───── PROVIDED DATA ─────

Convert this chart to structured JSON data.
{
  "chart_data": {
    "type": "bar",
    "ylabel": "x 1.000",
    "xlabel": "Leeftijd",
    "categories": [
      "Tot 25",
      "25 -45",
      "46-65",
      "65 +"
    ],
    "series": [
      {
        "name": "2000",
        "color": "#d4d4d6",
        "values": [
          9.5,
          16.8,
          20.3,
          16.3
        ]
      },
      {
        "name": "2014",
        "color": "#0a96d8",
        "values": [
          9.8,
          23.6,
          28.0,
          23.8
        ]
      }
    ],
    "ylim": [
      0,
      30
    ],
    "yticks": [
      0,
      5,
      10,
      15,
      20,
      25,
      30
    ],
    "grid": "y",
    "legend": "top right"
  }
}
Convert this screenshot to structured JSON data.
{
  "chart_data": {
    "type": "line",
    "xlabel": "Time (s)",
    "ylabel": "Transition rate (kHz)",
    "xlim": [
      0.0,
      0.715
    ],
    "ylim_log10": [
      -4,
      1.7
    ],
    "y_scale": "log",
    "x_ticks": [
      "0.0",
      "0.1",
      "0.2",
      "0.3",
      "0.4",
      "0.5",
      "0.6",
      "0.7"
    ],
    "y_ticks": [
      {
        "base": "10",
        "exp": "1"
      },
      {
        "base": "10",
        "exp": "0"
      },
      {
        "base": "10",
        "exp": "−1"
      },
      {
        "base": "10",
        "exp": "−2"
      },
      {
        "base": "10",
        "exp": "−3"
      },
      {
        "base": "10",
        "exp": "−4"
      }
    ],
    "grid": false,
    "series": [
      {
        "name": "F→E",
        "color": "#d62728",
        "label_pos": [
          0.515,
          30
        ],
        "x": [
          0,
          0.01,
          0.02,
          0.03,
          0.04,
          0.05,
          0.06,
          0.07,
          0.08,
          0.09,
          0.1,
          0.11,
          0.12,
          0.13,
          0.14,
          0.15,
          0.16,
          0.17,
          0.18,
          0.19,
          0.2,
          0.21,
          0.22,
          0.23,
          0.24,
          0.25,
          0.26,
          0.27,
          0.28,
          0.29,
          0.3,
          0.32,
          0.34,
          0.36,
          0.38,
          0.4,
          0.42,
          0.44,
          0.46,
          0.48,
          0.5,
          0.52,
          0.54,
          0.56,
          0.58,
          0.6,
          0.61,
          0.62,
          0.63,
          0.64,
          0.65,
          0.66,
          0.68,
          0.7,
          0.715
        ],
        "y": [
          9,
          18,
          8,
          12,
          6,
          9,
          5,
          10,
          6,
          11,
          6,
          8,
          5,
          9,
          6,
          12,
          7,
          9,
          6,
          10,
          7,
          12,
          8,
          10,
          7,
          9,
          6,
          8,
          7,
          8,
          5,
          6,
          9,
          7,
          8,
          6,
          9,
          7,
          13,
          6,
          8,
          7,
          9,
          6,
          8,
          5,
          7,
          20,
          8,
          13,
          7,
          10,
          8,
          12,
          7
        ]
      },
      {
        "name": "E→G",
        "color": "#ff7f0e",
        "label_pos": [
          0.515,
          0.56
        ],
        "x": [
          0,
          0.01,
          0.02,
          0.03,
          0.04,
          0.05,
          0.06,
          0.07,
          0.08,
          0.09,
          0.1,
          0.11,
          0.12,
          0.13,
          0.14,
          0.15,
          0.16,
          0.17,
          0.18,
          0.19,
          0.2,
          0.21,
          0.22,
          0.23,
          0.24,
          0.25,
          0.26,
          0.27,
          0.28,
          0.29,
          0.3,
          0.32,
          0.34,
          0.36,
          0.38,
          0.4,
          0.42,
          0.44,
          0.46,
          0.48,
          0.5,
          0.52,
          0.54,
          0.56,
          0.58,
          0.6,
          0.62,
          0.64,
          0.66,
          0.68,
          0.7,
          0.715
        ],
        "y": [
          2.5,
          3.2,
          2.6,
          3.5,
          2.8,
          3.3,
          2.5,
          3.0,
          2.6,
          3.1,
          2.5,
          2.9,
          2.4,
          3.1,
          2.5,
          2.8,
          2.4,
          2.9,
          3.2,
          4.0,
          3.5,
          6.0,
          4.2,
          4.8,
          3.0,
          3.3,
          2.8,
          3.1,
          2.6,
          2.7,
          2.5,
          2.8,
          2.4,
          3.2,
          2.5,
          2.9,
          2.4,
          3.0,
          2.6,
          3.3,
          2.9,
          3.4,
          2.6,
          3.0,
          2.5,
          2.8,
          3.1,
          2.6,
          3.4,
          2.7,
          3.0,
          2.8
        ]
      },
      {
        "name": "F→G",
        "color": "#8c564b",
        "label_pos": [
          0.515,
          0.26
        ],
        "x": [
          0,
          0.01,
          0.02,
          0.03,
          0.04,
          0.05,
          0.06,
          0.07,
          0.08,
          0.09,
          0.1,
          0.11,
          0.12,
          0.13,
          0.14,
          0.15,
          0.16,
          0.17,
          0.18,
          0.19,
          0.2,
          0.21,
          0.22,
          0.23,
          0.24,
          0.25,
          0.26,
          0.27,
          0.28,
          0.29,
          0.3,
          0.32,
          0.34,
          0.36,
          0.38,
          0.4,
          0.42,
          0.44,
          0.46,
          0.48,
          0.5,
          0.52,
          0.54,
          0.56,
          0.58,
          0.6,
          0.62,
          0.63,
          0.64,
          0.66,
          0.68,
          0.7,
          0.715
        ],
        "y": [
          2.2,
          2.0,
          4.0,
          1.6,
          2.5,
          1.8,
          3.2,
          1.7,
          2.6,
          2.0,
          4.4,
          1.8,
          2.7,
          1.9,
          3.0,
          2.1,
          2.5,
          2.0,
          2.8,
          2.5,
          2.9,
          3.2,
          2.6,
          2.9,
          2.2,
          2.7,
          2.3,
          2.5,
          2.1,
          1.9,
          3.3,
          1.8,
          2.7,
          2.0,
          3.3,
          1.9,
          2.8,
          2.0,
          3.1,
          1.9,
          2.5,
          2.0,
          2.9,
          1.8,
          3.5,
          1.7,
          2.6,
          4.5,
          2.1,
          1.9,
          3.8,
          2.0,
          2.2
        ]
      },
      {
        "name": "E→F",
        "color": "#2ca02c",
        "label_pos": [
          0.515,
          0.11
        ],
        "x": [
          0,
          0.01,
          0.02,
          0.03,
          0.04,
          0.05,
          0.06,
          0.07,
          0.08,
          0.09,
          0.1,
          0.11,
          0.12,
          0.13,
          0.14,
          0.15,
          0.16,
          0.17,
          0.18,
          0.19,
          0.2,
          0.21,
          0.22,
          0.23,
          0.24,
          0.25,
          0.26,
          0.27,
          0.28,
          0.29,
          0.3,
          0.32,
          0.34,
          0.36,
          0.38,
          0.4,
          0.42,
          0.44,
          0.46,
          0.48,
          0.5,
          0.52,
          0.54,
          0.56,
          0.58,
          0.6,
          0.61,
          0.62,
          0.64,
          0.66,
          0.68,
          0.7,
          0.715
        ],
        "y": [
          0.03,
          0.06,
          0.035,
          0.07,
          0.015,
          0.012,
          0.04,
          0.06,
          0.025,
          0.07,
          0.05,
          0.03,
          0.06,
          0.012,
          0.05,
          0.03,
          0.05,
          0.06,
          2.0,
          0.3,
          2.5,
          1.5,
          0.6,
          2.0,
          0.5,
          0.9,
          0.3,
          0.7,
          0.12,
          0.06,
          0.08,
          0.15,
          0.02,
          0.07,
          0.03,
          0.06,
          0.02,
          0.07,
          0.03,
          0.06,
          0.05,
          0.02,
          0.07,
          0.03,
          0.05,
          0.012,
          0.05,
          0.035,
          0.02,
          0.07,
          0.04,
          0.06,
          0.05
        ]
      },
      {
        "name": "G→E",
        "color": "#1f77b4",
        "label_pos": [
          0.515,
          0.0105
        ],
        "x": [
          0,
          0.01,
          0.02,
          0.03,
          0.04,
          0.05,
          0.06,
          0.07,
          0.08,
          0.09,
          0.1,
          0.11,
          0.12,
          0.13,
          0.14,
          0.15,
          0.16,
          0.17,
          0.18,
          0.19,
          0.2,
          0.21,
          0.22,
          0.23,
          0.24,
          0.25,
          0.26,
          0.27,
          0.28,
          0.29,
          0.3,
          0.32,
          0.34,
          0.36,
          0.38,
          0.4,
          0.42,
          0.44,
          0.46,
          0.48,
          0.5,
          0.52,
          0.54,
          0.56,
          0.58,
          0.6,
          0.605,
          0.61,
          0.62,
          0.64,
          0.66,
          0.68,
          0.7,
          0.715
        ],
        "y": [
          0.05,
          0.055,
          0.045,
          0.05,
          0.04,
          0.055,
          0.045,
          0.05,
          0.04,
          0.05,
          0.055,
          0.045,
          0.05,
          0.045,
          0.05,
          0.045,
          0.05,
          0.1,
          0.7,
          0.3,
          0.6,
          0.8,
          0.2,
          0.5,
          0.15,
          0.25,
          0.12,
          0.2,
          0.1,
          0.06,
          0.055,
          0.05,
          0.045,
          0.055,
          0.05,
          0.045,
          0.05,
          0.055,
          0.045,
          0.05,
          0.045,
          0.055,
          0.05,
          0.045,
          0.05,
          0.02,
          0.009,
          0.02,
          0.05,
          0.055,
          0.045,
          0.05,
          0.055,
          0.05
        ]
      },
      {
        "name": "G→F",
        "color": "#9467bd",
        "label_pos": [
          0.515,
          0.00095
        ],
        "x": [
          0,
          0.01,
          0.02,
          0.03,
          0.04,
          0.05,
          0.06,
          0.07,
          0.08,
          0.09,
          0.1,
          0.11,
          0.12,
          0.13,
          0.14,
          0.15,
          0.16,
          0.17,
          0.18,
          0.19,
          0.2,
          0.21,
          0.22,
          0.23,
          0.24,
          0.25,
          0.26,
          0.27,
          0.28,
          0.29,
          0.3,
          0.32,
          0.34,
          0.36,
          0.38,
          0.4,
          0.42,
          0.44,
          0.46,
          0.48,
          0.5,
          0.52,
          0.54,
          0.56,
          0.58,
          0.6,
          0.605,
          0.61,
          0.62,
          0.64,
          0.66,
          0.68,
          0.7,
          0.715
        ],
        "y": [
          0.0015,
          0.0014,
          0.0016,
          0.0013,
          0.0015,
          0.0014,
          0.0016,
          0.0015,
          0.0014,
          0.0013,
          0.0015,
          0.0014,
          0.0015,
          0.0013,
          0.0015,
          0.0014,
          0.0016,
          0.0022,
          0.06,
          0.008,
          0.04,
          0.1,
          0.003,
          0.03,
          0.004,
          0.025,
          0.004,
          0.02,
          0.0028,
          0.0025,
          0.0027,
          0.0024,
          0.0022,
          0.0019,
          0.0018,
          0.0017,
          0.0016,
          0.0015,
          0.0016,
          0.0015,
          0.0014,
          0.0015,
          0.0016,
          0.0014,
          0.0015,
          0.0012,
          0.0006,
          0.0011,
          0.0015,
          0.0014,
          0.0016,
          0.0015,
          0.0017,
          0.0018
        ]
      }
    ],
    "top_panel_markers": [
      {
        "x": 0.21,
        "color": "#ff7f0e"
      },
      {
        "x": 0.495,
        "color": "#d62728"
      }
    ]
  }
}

─────

WHAT IS EXPECTED: Which lines contain "this"? Copy each of them out.

RESULT OF THE EXERCISE:
Convert this chart to structured JSON data.
Convert this screenshot to structured JSON data.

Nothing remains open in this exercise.